**Task instructions**: For every line in the records that has the word "JSON", make a copy.

────

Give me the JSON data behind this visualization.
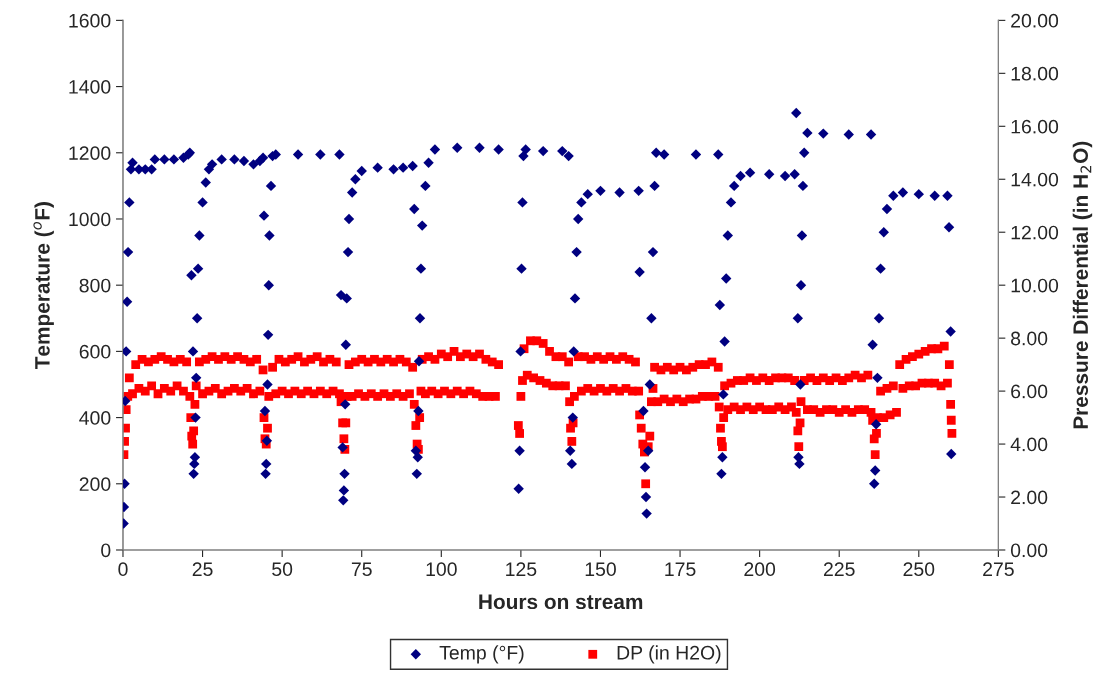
{
  "chart_data": {
    "type": "scatter",
    "xlabel": "Hours on stream",
    "ylabel": "Temperature ($^{o}$F)",
    "y2label": "Pressure Differential (in H$_{2}$O)",
    "xlim": [
      0,
      275
    ],
    "xticks": [
      0,
      25,
      50,
      75,
      100,
      125,
      150,
      175,
      200,
      225,
      250,
      275
    ],
    "ylim": [
      0,
      1600
    ],
    "yticks": [
      0,
      200,
      400,
      600,
      800,
      1000,
      1200,
      1400,
      1600
    ],
    "y2lim": [
      0,
      20
    ],
    "y2ticks": [
      {
        "value": 0,
        "label": "0.00"
      },
      {
        "value": 2,
        "label": "2.00"
      },
      {
        "value": 4,
        "label": "4.00"
      },
      {
        "value": 6,
        "label": "6.00"
      },
      {
        "value": 8,
        "label": "8.00"
      },
      {
        "value": 10,
        "label": "10.00"
      },
      {
        "value": 12,
        "label": "12.00"
      },
      {
        "value": 14,
        "label": "14.00"
      },
      {
        "value": 16,
        "label": "16.00"
      },
      {
        "value": 18,
        "label": "18.00"
      },
      {
        "value": 20,
        "label": "20.00"
      }
    ],
    "grid": false,
    "legend": "bottom",
    "series": [
      {
        "name": "Temp (°F)",
        "color": "#000080",
        "marker": "diamond",
        "x": [
          0.2,
          0.3,
          0.5,
          0.7,
          1,
          1.3,
          1.6,
          2,
          2.5,
          3,
          5,
          7,
          9,
          10,
          13,
          16,
          19,
          20.5,
          21,
          21.5,
          22,
          22.2,
          22.4,
          22.6,
          22.8,
          23,
          23.3,
          23.6,
          24,
          25,
          26,
          27,
          28,
          31,
          35,
          38,
          41,
          43,
          44,
          44.3,
          44.6,
          44.8,
          45,
          45.2,
          45.4,
          45.6,
          45.8,
          46,
          46.5,
          47,
          48,
          55,
          62,
          68,
          68.5,
          69,
          69.2,
          69.4,
          69.6,
          69.8,
          70,
          70.3,
          70.7,
          71,
          72,
          73,
          75,
          80,
          85,
          88,
          91,
          91.5,
          92,
          92.3,
          92.6,
          92.8,
          93,
          93.3,
          93.6,
          94,
          95,
          96,
          98,
          105,
          112,
          118,
          124.3,
          124.6,
          124.9,
          125.2,
          125.5,
          125.8,
          126.5,
          132,
          138,
          140,
          140.5,
          141,
          141.3,
          141.6,
          142,
          142.5,
          143,
          144,
          146,
          150,
          156,
          162,
          162.3,
          163.5,
          164,
          164.3,
          164.5,
          165,
          165.5,
          166,
          166.5,
          167,
          167.5,
          170,
          180,
          187,
          187.5,
          188,
          188.3,
          188.6,
          189,
          189.5,
          190,
          191,
          192,
          194,
          197,
          203,
          208,
          211,
          211.5,
          212,
          212.2,
          212.5,
          212.8,
          213,
          213.3,
          213.6,
          214,
          215,
          220,
          228,
          235,
          235.5,
          236,
          236.3,
          236.6,
          237,
          237.5,
          238,
          239,
          240,
          242,
          245,
          250,
          255,
          259,
          259.5,
          260,
          260.2
        ],
        "values": [
          80,
          130,
          200,
          450,
          600,
          750,
          900,
          1050,
          1150,
          1170,
          1150,
          1150,
          1150,
          1180,
          1180,
          1180,
          1185,
          1195,
          1200,
          830,
          600,
          230,
          260,
          280,
          400,
          520,
          700,
          850,
          950,
          1050,
          1110,
          1150,
          1165,
          1180,
          1180,
          1175,
          1165,
          1175,
          1185,
          1010,
          420,
          230,
          260,
          330,
          500,
          650,
          800,
          950,
          1100,
          1190,
          1195,
          1195,
          1195,
          1195,
          770,
          310,
          150,
          180,
          230,
          440,
          620,
          760,
          900,
          1000,
          1080,
          1120,
          1145,
          1155,
          1150,
          1155,
          1160,
          1030,
          300,
          230,
          280,
          420,
          570,
          700,
          850,
          980,
          1100,
          1170,
          1210,
          1215,
          1215,
          1210,
          185,
          300,
          600,
          850,
          1050,
          1190,
          1210,
          1205,
          1205,
          1190,
          300,
          260,
          400,
          600,
          760,
          900,
          1000,
          1050,
          1075,
          1085,
          1080,
          1085,
          840,
          420,
          250,
          160,
          110,
          300,
          500,
          700,
          900,
          1100,
          1200,
          1195,
          1195,
          1195,
          740,
          230,
          280,
          470,
          630,
          820,
          950,
          1050,
          1100,
          1130,
          1140,
          1135,
          1130,
          1135,
          1320,
          700,
          280,
          260,
          500,
          800,
          950,
          1100,
          1200,
          1260,
          1258,
          1255,
          1255,
          620,
          200,
          240,
          380,
          520,
          700,
          850,
          960,
          1030,
          1070,
          1080,
          1075,
          1070,
          1070,
          975,
          660,
          290
        ]
      },
      {
        "name": "DP (in H2O)",
        "color": "#ff0000",
        "marker": "square",
        "axis": "y2",
        "x": [
          0.3,
          0.5,
          0.8,
          1,
          1.5,
          2,
          3,
          4,
          5,
          6,
          7,
          8,
          9,
          10,
          11,
          12,
          13,
          14,
          15,
          16,
          17,
          18,
          19,
          20,
          21,
          21.3,
          21.6,
          21.9,
          22.2,
          22.6,
          23,
          24,
          25,
          26,
          27,
          28,
          29,
          30,
          31,
          32,
          33,
          34,
          35,
          36,
          37,
          38,
          39,
          40,
          41,
          42,
          43,
          44,
          44.3,
          44.6,
          45,
          45.4,
          45.8,
          47,
          48,
          49,
          50,
          51,
          52,
          53,
          54,
          55,
          56,
          57,
          58,
          59,
          60,
          61,
          62,
          63,
          64,
          65,
          66,
          67,
          68,
          68.5,
          69,
          69.4,
          69.7,
          70,
          70.4,
          71,
          72,
          73,
          74,
          75,
          76,
          77,
          78,
          79,
          80,
          81,
          82,
          83,
          84,
          85,
          86,
          87,
          88,
          89,
          90,
          91,
          91.5,
          92,
          92.4,
          92.8,
          93.2,
          93.6,
          94,
          95,
          96,
          97,
          98,
          99,
          100,
          101,
          102,
          103,
          104,
          105,
          106,
          107,
          108,
          109,
          110,
          111,
          112,
          113,
          114,
          115,
          116,
          117,
          118,
          124.2,
          124.6,
          125,
          125.5,
          126,
          127,
          128,
          129,
          130,
          131,
          132,
          133,
          134,
          135,
          136,
          137,
          138,
          139,
          140,
          140.3,
          140.6,
          141,
          141.4,
          141.8,
          143,
          144,
          145,
          146,
          147,
          148,
          149,
          150,
          151,
          152,
          153,
          154,
          155,
          156,
          157,
          158,
          159,
          160,
          161,
          162,
          162.3,
          162.8,
          163.3,
          163.8,
          164.2,
          165,
          165.5,
          166,
          166.5,
          167,
          168,
          169,
          170,
          171,
          172,
          173,
          174,
          175,
          176,
          177,
          178,
          179,
          180,
          181,
          182,
          183,
          184,
          185,
          186,
          187,
          187.3,
          187.7,
          188,
          188.3,
          188.7,
          189,
          190,
          191,
          192,
          193,
          194,
          195,
          196,
          197,
          198,
          199,
          200,
          201,
          202,
          203,
          204,
          205,
          206,
          207,
          208,
          209,
          210,
          211,
          211.5,
          212,
          212.3,
          212.7,
          213,
          214,
          215,
          216,
          217,
          218,
          219,
          220,
          221,
          222,
          223,
          224,
          225,
          226,
          227,
          228,
          229,
          230,
          231,
          232,
          233,
          234,
          235,
          235.5,
          236,
          236.3,
          236.7,
          237,
          238,
          239,
          240,
          241,
          242,
          243,
          244,
          245,
          246,
          247,
          248,
          249,
          250,
          251,
          252,
          253,
          254,
          255,
          256,
          257,
          258,
          259,
          259.6,
          260,
          260.2,
          260.4
        ],
        "values": [
          3.6,
          4.1,
          4.6,
          5.3,
          5.8,
          6.5,
          5.9,
          7.0,
          6.1,
          7.2,
          6.0,
          7.1,
          6.2,
          7.2,
          5.9,
          7.3,
          6.1,
          7.2,
          6.0,
          7.1,
          6.2,
          7.2,
          6.0,
          7.1,
          5.8,
          5.0,
          4.3,
          4.0,
          4.5,
          5.5,
          6.2,
          7.1,
          5.9,
          7.2,
          6.0,
          7.3,
          6.1,
          7.2,
          5.9,
          7.3,
          6.0,
          7.2,
          6.1,
          7.3,
          6.0,
          7.2,
          6.1,
          7.1,
          5.9,
          7.2,
          6.0,
          6.8,
          5.0,
          4.2,
          4.0,
          4.6,
          5.8,
          6.9,
          5.9,
          7.2,
          6.0,
          7.1,
          5.9,
          7.2,
          6.0,
          7.3,
          5.9,
          7.1,
          6.0,
          7.2,
          5.9,
          7.3,
          6.0,
          7.1,
          5.9,
          7.2,
          6.0,
          7.1,
          5.9,
          5.6,
          4.8,
          4.2,
          3.8,
          4.8,
          5.8,
          7.0,
          5.8,
          7.1,
          5.9,
          7.2,
          5.8,
          7.1,
          5.9,
          7.2,
          5.8,
          7.1,
          5.9,
          7.2,
          5.8,
          7.1,
          5.9,
          7.2,
          5.8,
          7.1,
          5.9,
          6.9,
          5.5,
          4.7,
          4.0,
          3.8,
          5.0,
          6.0,
          7.2,
          5.9,
          7.3,
          6.0,
          7.2,
          5.9,
          7.4,
          6.0,
          7.3,
          5.9,
          7.5,
          6.0,
          7.3,
          5.9,
          7.4,
          6.0,
          7.3,
          5.9,
          7.4,
          5.8,
          7.2,
          5.8,
          7.1,
          5.8,
          7.0,
          4.7,
          4.4,
          5.8,
          6.4,
          7.6,
          6.6,
          7.9,
          6.5,
          7.9,
          6.4,
          7.8,
          6.3,
          7.5,
          6.2,
          7.3,
          6.2,
          7.3,
          6.2,
          7.1,
          5.6,
          4.6,
          4.1,
          4.8,
          5.8,
          7.3,
          6.0,
          7.3,
          6.1,
          7.2,
          6.0,
          7.3,
          6.1,
          7.2,
          6.0,
          7.3,
          6.1,
          7.2,
          6.0,
          7.3,
          6.1,
          7.2,
          6.0,
          7.1,
          6.0,
          5.1,
          4.6,
          4.0,
          3.7,
          2.5,
          3.9,
          4.3,
          5.6,
          6.1,
          6.9,
          5.6,
          6.8,
          5.7,
          6.9,
          5.6,
          6.8,
          5.7,
          6.9,
          5.6,
          6.8,
          5.7,
          6.9,
          5.7,
          7.0,
          5.8,
          7.0,
          5.8,
          7.1,
          5.8,
          6.9,
          5.4,
          4.6,
          4.1,
          3.9,
          5.0,
          6.2,
          5.3,
          6.3,
          5.4,
          6.4,
          5.3,
          6.4,
          5.4,
          6.5,
          5.3,
          6.4,
          5.4,
          6.5,
          5.3,
          6.4,
          5.3,
          6.5,
          5.4,
          6.5,
          5.3,
          6.5,
          5.4,
          6.4,
          5.2,
          4.5,
          3.9,
          4.8,
          5.6,
          6.4,
          5.3,
          6.5,
          5.3,
          6.4,
          5.2,
          6.5,
          5.3,
          6.4,
          5.3,
          6.5,
          5.2,
          6.4,
          5.3,
          6.5,
          5.2,
          6.6,
          5.3,
          6.5,
          5.3,
          6.6,
          5.2,
          4.9,
          4.2,
          3.6,
          4.4,
          5.0,
          6.0,
          5.0,
          6.1,
          5.1,
          6.2,
          5.2,
          7.0,
          6.1,
          7.2,
          6.2,
          7.3,
          6.2,
          7.4,
          6.3,
          7.5,
          6.3,
          7.6,
          6.3,
          7.6,
          6.2,
          7.7,
          6.3,
          7.0,
          5.5,
          4.9,
          4.4
        ]
      }
    ]
  }
}
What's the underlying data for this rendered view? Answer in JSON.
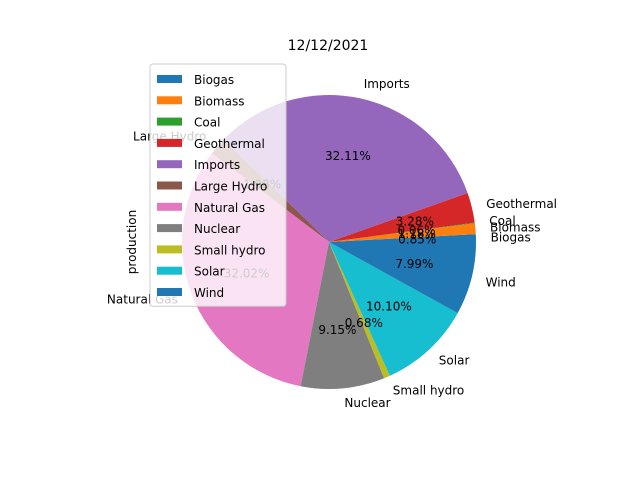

────

**Written solution**:
Give me the JSON data behind this visualization.
What's the underlying data for this rendered view? Answer in JSON.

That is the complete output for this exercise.